■ **Prompt**
Return every entry exactly.

■ **Stored data**
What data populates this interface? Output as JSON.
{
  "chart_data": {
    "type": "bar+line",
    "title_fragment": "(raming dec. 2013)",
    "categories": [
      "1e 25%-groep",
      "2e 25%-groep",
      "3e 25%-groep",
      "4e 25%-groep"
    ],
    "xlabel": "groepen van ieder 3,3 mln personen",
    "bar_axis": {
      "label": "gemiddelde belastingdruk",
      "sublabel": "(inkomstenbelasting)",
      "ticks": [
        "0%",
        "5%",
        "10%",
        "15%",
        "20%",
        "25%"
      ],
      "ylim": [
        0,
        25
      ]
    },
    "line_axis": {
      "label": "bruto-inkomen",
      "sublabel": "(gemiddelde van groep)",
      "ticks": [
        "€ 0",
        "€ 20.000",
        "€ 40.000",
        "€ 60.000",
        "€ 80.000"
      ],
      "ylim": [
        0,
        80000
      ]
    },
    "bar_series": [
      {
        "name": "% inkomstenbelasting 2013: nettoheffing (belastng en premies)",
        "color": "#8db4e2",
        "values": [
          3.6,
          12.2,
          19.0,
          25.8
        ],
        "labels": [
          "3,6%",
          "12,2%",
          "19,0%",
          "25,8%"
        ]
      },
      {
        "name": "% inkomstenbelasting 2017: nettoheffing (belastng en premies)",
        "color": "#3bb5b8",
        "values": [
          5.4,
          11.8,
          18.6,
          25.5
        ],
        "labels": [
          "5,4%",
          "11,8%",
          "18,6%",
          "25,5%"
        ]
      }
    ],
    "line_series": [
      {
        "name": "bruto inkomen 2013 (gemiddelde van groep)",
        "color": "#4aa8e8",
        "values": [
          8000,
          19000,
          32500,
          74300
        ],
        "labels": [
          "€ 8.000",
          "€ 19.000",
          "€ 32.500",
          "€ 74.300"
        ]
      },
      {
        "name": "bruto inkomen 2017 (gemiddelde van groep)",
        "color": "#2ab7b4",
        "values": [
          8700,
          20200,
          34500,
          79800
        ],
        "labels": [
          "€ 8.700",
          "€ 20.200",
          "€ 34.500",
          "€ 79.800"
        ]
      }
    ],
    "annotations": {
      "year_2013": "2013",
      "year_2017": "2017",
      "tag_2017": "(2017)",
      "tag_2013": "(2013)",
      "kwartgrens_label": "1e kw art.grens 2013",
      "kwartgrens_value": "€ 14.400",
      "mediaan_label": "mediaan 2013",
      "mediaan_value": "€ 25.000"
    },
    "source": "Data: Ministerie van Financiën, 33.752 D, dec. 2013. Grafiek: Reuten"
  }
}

■ **Complete answer**
What data populates this interface? Output as JSON.
{
  "chart_data": {
    "type": "bar+line",
    "title_fragment": "(raming dec. 2013)",
    "categories": [
      "1e 25%-groep",
      "2e 25%-groep",
      "3e 25%-groep",
      "4e 25%-groep"
    ],
    "xlabel": "groepen van ieder 3,3 mln personen",
    "bar_axis": {
      "label": "gemiddelde belastingdruk",
      "sublabel": "(inkomstenbelasting)",
      "ticks": [
        "0%",
        "5%",
        "10%",
        "15%",
        "20%",
        "25%"
      ],
      "ylim": [
        0,
        25
      ]
    },
    "line_axis": {
      "label": "bruto-inkomen",
      "sublabel": "(gemiddelde van groep)",
      "ticks": [
        "€ 0",
        "€ 20.000",
        "€ 40.000",
        "€ 60.000",
        "€ 80.000"
      ],
      "ylim": [
        0,
        80000
      ]
    },
    "bar_series": [
      {
        "name": "% inkomstenbelasting 2013: nettoheffing (belastng en premies)",
        "color": "#8db4e2",
        "values": [
          3.6,
          12.2,
          19.0,
          25.8
        ],
        "labels": [
          "3,6%",
          "12,2%",
          "19,0%",
          "25,8%"
        ]
      },
      {
        "name": "% inkomstenbelasting 2017: nettoheffing (belastng en premies)",
        "color": "#3bb5b8",
        "values": [
          5.4,
          11.8,
          18.6,
          25.5
        ],
        "labels": [
          "5,4%",
          "11,8%",
          "18,6%",
          "25,5%"
        ]
      }
    ],
    "line_series": [
      {
        "name": "bruto inkomen 2013 (gemiddelde van groep)",
        "color": "#4aa8e8",
        "values": [
          8000,
          19000,
          32500,
          74300
        ],
        "labels": [
          "€ 8.000",
          "€ 19.000",
          "€ 32.500",
          "€ 74.300"
        ]
      },
      {
        "name": "bruto inkomen 2017 (gemiddelde van groep)",
        "color": "#2ab7b4",
        "values": [
          8700,
          20200,
          34500,
          79800
        ],
        "labels": [
          "€ 8.700",
          "€ 20.200",
          "€ 34.500",
          "€ 79.800"
        ]
      }
    ],
    "annotations": {
      "year_2013": "2013",
      "year_2017": "2017",
      "tag_2017": "(2017)",
      "tag_2013": "(2013)",
      "kwartgrens_label": "1e kw art.grens 2013",
      "kwartgrens_value": "€ 14.400",
      "mediaan_label": "mediaan 2013",
      "mediaan_value": "€ 25.000"
    },
    "source": "Data: Ministerie van Financiën, 33.752 D, dec. 2013. Grafiek: Reuten"
  }
}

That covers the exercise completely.